§ TASK DIRECTIONS
From the listing below, copy every line with the word "两溶液里所含离子各不相同".

··· SUPPLIED RECORDS

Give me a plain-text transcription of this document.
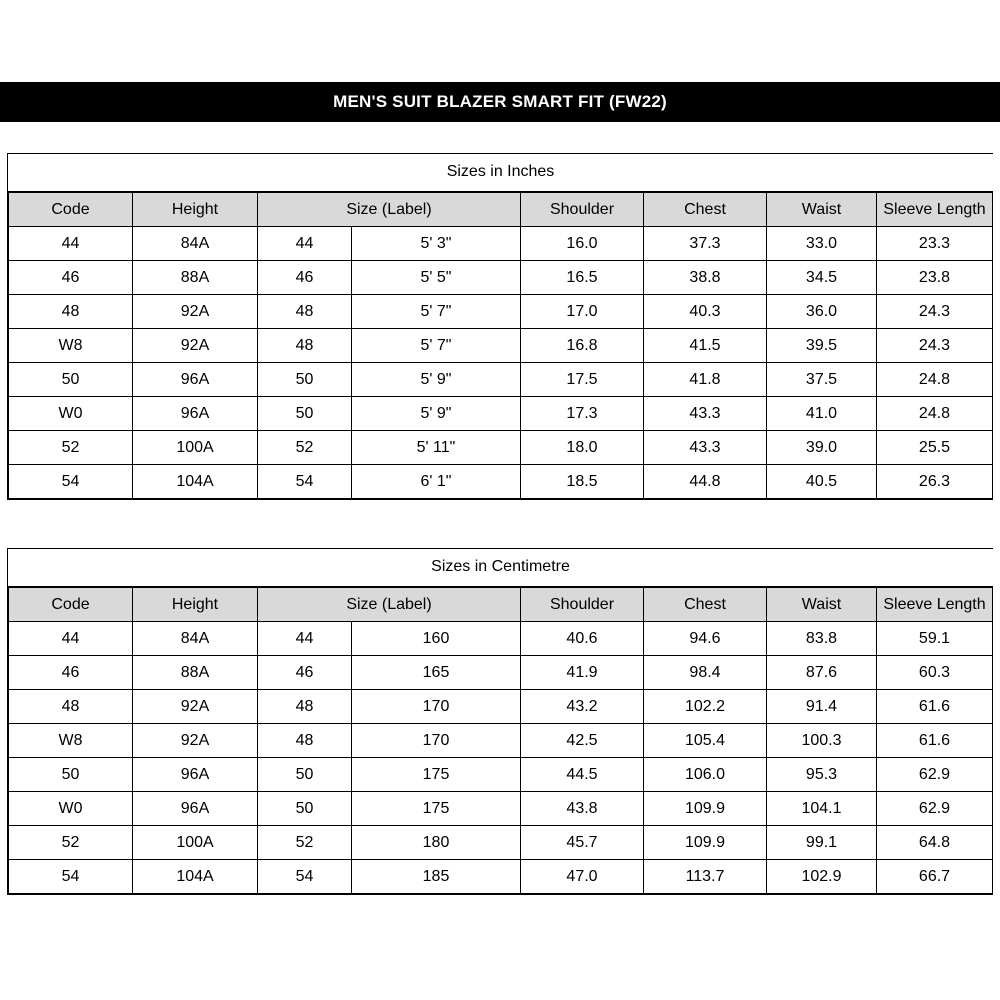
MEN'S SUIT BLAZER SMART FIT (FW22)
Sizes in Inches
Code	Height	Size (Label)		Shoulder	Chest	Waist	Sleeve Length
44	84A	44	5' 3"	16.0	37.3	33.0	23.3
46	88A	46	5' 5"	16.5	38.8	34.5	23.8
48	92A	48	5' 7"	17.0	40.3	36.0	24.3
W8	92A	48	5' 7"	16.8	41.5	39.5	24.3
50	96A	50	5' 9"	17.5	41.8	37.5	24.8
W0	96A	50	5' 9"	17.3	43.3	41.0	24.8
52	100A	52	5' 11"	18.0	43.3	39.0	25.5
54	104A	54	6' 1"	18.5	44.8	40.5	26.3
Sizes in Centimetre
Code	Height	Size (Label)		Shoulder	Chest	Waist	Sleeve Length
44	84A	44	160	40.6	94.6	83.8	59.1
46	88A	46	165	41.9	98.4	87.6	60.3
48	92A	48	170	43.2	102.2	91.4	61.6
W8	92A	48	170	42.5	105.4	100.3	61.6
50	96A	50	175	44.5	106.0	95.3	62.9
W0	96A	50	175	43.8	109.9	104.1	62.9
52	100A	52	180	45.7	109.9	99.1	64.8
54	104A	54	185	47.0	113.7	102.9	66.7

······
··· SUPPLIED RECORDS

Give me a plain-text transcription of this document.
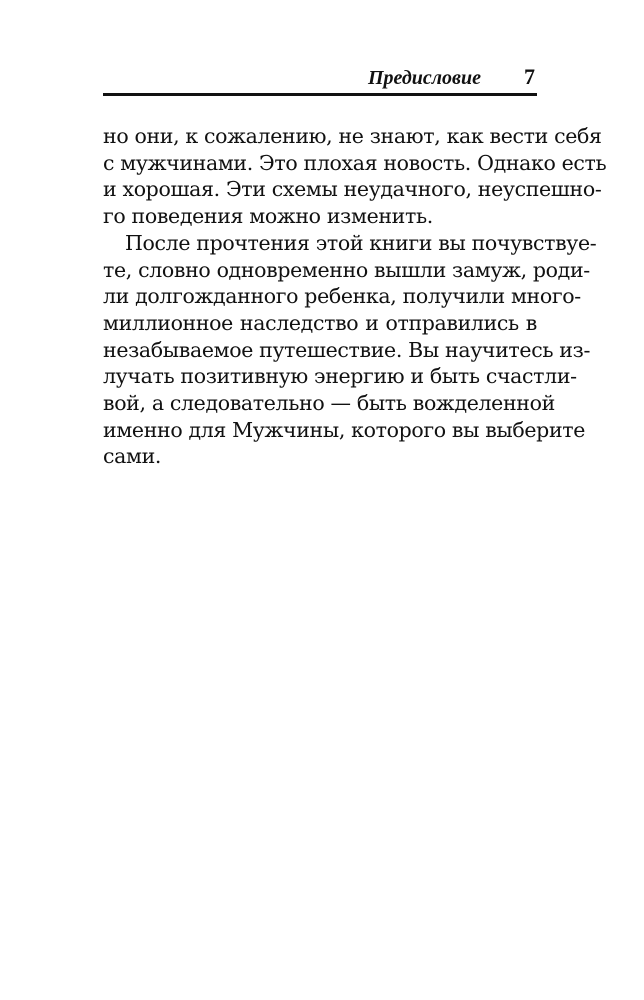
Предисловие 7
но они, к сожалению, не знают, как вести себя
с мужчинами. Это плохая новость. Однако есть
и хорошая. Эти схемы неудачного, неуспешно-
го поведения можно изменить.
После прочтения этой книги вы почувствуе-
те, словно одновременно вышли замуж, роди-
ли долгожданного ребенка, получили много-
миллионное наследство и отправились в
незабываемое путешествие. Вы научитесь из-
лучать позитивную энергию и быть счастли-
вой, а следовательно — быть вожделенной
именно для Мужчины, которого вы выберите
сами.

······
··· SUPPLIED RECORDS

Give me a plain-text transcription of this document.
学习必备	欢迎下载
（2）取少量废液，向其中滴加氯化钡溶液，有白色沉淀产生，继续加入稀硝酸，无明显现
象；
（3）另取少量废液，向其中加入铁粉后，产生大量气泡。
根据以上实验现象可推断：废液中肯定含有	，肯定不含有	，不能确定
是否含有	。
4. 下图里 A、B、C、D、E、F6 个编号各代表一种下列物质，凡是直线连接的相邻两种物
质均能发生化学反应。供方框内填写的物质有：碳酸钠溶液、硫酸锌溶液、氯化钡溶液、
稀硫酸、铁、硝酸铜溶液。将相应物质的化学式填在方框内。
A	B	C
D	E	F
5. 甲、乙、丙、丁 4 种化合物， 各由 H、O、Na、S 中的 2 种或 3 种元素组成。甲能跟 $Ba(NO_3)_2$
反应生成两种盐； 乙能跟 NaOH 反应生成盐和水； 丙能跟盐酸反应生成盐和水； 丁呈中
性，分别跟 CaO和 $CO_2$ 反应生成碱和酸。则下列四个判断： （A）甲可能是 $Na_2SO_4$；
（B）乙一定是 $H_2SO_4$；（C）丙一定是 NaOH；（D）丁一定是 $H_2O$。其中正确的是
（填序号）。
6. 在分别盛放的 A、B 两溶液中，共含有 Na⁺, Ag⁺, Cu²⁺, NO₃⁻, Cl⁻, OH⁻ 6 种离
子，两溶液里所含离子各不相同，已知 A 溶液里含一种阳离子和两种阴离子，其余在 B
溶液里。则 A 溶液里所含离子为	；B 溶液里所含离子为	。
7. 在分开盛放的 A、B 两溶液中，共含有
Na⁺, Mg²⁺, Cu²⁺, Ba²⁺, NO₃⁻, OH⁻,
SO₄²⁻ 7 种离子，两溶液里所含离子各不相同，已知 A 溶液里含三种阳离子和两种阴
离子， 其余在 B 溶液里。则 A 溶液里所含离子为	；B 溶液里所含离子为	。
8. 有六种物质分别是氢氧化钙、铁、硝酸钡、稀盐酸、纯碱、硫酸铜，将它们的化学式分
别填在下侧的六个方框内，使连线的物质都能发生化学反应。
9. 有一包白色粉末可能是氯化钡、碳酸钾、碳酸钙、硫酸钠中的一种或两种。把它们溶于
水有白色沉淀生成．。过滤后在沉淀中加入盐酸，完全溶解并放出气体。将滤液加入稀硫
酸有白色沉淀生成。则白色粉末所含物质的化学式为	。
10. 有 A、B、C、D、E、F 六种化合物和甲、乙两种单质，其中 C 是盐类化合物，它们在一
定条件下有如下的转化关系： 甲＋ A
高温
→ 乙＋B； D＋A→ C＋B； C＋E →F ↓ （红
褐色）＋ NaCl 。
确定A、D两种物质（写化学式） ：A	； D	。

······

§ IN RESPONSE
子，两溶液里所含离子各不相同，已知 A 溶液里含一种阳离子和两种阴离子，其余在 B
SO₄²⁻ 7 种离子，两溶液里所含离子各不相同，已知 A 溶液里含三种阳离子和两种阴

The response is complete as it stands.